What you are asked to do.
Output the data exactly, with every line intact.

(Stored data entries)
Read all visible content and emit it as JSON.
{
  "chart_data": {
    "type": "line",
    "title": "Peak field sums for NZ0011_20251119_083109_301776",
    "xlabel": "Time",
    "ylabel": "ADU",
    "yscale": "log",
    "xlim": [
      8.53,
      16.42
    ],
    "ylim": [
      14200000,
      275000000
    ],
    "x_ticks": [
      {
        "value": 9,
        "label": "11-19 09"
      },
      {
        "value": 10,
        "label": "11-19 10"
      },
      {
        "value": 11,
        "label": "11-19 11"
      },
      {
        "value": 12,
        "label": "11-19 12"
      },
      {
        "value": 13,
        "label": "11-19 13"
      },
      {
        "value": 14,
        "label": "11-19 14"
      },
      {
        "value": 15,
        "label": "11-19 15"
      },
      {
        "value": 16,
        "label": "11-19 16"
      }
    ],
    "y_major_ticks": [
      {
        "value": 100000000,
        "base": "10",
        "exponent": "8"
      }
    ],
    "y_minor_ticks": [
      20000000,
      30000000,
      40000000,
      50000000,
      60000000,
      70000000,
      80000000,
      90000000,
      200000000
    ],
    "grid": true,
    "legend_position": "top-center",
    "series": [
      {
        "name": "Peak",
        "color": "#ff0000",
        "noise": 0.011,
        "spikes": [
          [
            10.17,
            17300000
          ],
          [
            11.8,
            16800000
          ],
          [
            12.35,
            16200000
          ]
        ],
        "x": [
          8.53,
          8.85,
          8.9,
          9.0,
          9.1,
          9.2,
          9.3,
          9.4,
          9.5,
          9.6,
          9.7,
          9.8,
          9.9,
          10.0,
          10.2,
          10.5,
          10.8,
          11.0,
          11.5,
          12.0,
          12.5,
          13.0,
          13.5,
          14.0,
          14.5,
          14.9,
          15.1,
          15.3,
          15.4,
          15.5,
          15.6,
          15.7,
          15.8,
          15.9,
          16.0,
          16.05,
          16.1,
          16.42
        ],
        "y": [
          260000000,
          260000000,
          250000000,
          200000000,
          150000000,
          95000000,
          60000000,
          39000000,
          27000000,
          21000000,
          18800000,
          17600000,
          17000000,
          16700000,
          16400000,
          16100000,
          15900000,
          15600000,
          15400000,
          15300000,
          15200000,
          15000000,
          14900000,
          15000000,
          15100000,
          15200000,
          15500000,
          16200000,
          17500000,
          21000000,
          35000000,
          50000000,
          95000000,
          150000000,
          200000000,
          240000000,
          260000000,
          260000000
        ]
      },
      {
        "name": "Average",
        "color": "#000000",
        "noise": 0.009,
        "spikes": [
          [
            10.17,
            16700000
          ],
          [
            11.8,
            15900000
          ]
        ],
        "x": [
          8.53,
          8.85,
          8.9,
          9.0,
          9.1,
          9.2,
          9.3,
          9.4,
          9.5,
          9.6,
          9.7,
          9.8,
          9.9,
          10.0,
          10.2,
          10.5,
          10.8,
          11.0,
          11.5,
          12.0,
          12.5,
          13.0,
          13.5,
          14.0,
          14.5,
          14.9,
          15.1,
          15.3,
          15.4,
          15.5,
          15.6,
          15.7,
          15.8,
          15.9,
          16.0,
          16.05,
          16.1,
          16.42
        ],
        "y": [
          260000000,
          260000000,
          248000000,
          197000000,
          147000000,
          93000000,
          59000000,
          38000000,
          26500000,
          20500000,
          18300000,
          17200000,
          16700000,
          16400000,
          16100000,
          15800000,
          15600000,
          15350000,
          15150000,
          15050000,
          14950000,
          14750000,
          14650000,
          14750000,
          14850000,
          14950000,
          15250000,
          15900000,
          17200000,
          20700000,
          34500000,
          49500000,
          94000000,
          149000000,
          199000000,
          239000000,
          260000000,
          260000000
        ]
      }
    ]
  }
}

Solution to this exercise.
Read all visible content and emit it as JSON.
{
  "chart_data": {
    "type": "line",
    "title": "Peak field sums for NZ0011_20251119_083109_301776",
    "xlabel": "Time",
    "ylabel": "ADU",
    "yscale": "log",
    "xlim": [
      8.53,
      16.42
    ],
    "ylim": [
      14200000,
      275000000
    ],
    "x_ticks": [
      {
        "value": 9,
        "label": "11-19 09"
      },
      {
        "value": 10,
        "label": "11-19 10"
      },
      {
        "value": 11,
        "label": "11-19 11"
      },
      {
        "value": 12,
        "label": "11-19 12"
      },
      {
        "value": 13,
        "label": "11-19 13"
      },
      {
        "value": 14,
        "label": "11-19 14"
      },
      {
        "value": 15,
        "label": "11-19 15"
      },
      {
        "value": 16,
        "label": "11-19 16"
      }
    ],
    "y_major_ticks": [
      {
        "value": 100000000,
        "base": "10",
        "exponent": "8"
      }
    ],
    "y_minor_ticks": [
      20000000,
      30000000,
      40000000,
      50000000,
      60000000,
      70000000,
      80000000,
      90000000,
      200000000
    ],
    "grid": true,
    "legend_position": "top-center",
    "series": [
      {
        "name": "Peak",
        "color": "#ff0000",
        "noise": 0.011,
        "spikes": [
          [
            10.17,
            17300000
          ],
          [
            11.8,
            16800000
          ],
          [
            12.35,
            16200000
          ]
        ],
        "x": [
          8.53,
          8.85,
          8.9,
          9.0,
          9.1,
          9.2,
          9.3,
          9.4,
          9.5,
          9.6,
          9.7,
          9.8,
          9.9,
          10.0,
          10.2,
          10.5,
          10.8,
          11.0,
          11.5,
          12.0,
          12.5,
          13.0,
          13.5,
          14.0,
          14.5,
          14.9,
          15.1,
          15.3,
          15.4,
          15.5,
          15.6,
          15.7,
          15.8,
          15.9,
          16.0,
          16.05,
          16.1,
          16.42
        ],
        "y": [
          260000000,
          260000000,
          250000000,
          200000000,
          150000000,
          95000000,
          60000000,
          39000000,
          27000000,
          21000000,
          18800000,
          17600000,
          17000000,
          16700000,
          16400000,
          16100000,
          15900000,
          15600000,
          15400000,
          15300000,
          15200000,
          15000000,
          14900000,
          15000000,
          15100000,
          15200000,
          15500000,
          16200000,
          17500000,
          21000000,
          35000000,
          50000000,
          95000000,
          150000000,
          200000000,
          240000000,
          260000000,
          260000000
        ]
      },
      {
        "name": "Average",
        "color": "#000000",
        "noise": 0.009,
        "spikes": [
          [
            10.17,
            16700000
          ],
          [
            11.8,
            15900000
          ]
        ],
        "x": [
          8.53,
          8.85,
          8.9,
          9.0,
          9.1,
          9.2,
          9.3,
          9.4,
          9.5,
          9.6,
          9.7,
          9.8,
          9.9,
          10.0,
          10.2,
          10.5,
          10.8,
          11.0,
          11.5,
          12.0,
          12.5,
          13.0,
          13.5,
          14.0,
          14.5,
          14.9,
          15.1,
          15.3,
          15.4,
          15.5,
          15.6,
          15.7,
          15.8,
          15.9,
          16.0,
          16.05,
          16.1,
          16.42
        ],
        "y": [
          260000000,
          260000000,
          248000000,
          197000000,
          147000000,
          93000000,
          59000000,
          38000000,
          26500000,
          20500000,
          18300000,
          17200000,
          16700000,
          16400000,
          16100000,
          15800000,
          15600000,
          15350000,
          15150000,
          15050000,
          14950000,
          14750000,
          14650000,
          14750000,
          14850000,
          14950000,
          15250000,
          15900000,
          17200000,
          20700000,
          34500000,
          49500000,
          94000000,
          149000000,
          199000000,
          239000000,
          260000000,
          260000000
        ]
      }
    ]
  }
}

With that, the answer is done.